+++ Material for this exercise
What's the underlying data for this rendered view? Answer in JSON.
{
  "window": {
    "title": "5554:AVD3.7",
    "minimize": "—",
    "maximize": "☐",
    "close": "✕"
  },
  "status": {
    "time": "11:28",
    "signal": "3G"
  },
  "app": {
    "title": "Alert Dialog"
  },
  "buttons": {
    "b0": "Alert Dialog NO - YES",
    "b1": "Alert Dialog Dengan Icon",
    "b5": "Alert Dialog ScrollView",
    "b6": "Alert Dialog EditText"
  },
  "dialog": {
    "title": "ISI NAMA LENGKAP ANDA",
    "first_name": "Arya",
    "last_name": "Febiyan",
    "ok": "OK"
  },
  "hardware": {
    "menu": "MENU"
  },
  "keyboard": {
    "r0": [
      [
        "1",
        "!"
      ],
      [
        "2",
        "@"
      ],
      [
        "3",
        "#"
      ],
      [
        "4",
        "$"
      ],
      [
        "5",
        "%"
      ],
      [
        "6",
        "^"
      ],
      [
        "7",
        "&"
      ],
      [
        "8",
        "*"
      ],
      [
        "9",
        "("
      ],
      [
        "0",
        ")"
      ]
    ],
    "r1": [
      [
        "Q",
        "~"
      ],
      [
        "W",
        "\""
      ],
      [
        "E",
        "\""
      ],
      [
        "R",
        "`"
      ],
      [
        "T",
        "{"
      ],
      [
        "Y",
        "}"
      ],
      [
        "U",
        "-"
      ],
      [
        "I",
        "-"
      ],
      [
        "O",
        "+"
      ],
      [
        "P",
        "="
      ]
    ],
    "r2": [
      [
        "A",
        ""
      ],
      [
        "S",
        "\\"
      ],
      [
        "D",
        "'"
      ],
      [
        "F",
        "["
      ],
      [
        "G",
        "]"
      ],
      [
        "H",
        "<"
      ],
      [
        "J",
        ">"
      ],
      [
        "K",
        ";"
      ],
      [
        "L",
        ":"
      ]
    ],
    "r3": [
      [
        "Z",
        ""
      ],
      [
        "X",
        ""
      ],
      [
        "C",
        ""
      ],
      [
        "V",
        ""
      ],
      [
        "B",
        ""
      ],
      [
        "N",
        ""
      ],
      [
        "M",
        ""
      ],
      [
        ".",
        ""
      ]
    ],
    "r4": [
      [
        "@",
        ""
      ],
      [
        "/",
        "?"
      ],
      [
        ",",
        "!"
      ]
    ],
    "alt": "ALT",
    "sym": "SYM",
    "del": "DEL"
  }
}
++++++
→ **Set exercise**: Using the entries above, please restate each one word for word.

→ **Completed task**:
What's the underlying data for this rendered view? Answer in JSON.
{
  "window": {
    "title": "5554:AVD3.7",
    "minimize": "—",
    "maximize": "☐",
    "close": "✕"
  },
  "status": {
    "time": "11:28",
    "signal": "3G"
  },
  "app": {
    "title": "Alert Dialog"
  },
  "buttons": {
    "b0": "Alert Dialog NO - YES",
    "b1": "Alert Dialog Dengan Icon",
    "b5": "Alert Dialog ScrollView",
    "b6": "Alert Dialog EditText"
  },
  "dialog": {
    "title": "ISI NAMA LENGKAP ANDA",
    "first_name": "Arya",
    "last_name": "Febiyan",
    "ok": "OK"
  },
  "hardware": {
    "menu": "MENU"
  },
  "keyboard": {
    "r0": [
      [
        "1",
        "!"
      ],
      [
        "2",
        "@"
      ],
      [
        "3",
        "#"
      ],
      [
        "4",
        "$"
      ],
      [
        "5",
        "%"
      ],
      [
        "6",
        "^"
      ],
      [
        "7",
        "&"
      ],
      [
        "8",
        "*"
      ],
      [
        "9",
        "("
      ],
      [
        "0",
        ")"
      ]
    ],
    "r1": [
      [
        "Q",
        "~"
      ],
      [
        "W",
        "\""
      ],
      [
        "E",
        "\""
      ],
      [
        "R",
        "`"
      ],
      [
        "T",
        "{"
      ],
      [
        "Y",
        "}"
      ],
      [
        "U",
        "-"
      ],
      [
        "I",
        "-"
      ],
      [
        "O",
        "+"
      ],
      [
        "P",
        "="
      ]
    ],
    "r2": [
      [
        "A",
        ""
      ],
      [
        "S",
        "\\"
      ],
      [
        "D",
        "'"
      ],
      [
        "F",
        "["
      ],
      [
        "G",
        "]"
      ],
      [
        "H",
        "<"
      ],
      [
        "J",
        ">"
      ],
      [
        "K",
        ";"
      ],
      [
        "L",
        ":"
      ]
    ],
    "r3": [
      [
        "Z",
        ""
      ],
      [
        "X",
        ""
      ],
      [
        "C",
        ""
      ],
      [
        "V",
        ""
      ],
      [
        "B",
        ""
      ],
      [
        "N",
        ""
      ],
      [
        "M",
        ""
      ],
      [
        ".",
        ""
      ]
    ],
    "r4": [
      [
        "@",
        ""
      ],
      [
        "/",
        "?"
      ],
      [
        ",",
        "!"
      ]
    ],
    "alt": "ALT",
    "sym": "SYM",
    "del": "DEL"
  }
}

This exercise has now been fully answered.